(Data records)
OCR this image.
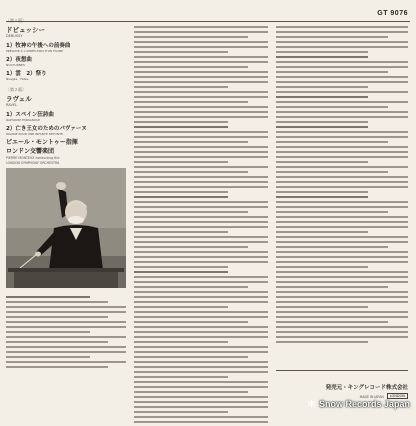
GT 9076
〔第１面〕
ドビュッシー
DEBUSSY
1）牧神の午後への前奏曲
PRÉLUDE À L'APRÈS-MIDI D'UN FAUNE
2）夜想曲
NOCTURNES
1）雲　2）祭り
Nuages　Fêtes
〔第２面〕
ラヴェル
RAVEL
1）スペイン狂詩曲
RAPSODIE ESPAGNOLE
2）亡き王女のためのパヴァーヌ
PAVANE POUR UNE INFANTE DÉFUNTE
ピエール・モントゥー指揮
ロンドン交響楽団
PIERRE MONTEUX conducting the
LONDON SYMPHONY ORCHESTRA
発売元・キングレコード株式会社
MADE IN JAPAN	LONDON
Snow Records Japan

--

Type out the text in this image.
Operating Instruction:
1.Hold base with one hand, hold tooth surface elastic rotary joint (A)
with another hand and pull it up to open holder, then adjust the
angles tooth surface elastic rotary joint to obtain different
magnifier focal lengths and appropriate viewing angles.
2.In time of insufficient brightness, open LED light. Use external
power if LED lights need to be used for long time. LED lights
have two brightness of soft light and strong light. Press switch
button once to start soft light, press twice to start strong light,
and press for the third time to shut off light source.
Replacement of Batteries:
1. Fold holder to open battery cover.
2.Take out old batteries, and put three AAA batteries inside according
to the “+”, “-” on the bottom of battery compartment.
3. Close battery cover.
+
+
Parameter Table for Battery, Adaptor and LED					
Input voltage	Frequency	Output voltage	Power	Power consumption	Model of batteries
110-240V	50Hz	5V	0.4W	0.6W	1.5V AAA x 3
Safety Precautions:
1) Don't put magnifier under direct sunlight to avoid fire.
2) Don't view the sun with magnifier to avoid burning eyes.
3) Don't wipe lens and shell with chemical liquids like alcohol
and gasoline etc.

==

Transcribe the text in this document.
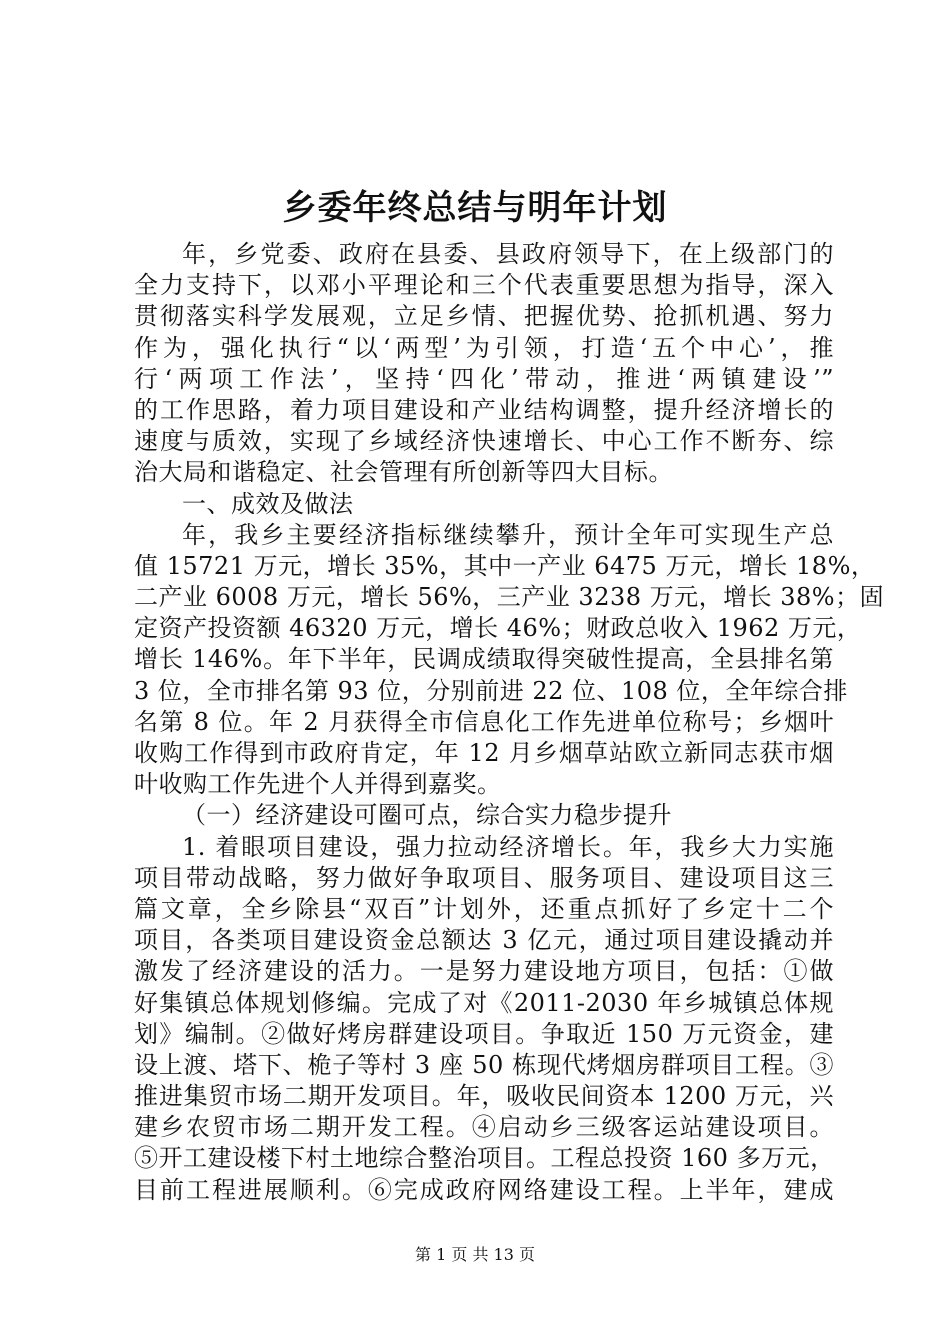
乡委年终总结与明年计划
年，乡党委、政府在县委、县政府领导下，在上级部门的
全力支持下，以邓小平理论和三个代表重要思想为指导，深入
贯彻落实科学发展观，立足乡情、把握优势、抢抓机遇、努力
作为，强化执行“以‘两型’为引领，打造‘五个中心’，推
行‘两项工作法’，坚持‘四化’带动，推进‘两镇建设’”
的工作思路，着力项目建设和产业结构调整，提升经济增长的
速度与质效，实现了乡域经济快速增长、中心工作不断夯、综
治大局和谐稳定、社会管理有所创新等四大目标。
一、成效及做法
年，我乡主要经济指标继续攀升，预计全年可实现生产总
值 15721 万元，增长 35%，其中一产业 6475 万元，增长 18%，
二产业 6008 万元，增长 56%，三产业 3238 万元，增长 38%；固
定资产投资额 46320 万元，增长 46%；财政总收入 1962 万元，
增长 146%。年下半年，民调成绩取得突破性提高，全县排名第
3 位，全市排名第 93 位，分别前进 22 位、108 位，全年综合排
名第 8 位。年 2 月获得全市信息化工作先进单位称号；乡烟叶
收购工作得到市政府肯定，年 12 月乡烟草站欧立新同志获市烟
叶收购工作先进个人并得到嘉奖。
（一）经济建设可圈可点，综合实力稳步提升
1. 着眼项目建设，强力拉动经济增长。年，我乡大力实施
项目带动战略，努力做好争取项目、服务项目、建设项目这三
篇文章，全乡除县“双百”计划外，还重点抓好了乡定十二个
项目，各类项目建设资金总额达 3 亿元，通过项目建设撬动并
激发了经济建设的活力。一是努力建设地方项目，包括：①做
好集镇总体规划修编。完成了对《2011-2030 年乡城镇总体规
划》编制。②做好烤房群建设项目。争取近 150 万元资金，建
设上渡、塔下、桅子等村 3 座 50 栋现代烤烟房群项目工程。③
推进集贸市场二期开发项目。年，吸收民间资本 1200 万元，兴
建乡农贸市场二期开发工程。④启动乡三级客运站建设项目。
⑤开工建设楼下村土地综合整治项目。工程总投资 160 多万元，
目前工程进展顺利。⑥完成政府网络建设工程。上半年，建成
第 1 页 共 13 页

**Problem details:** Go through the listing above and work out how many lines contain the string "strong". Reply with the number alone.

**Task result:** 2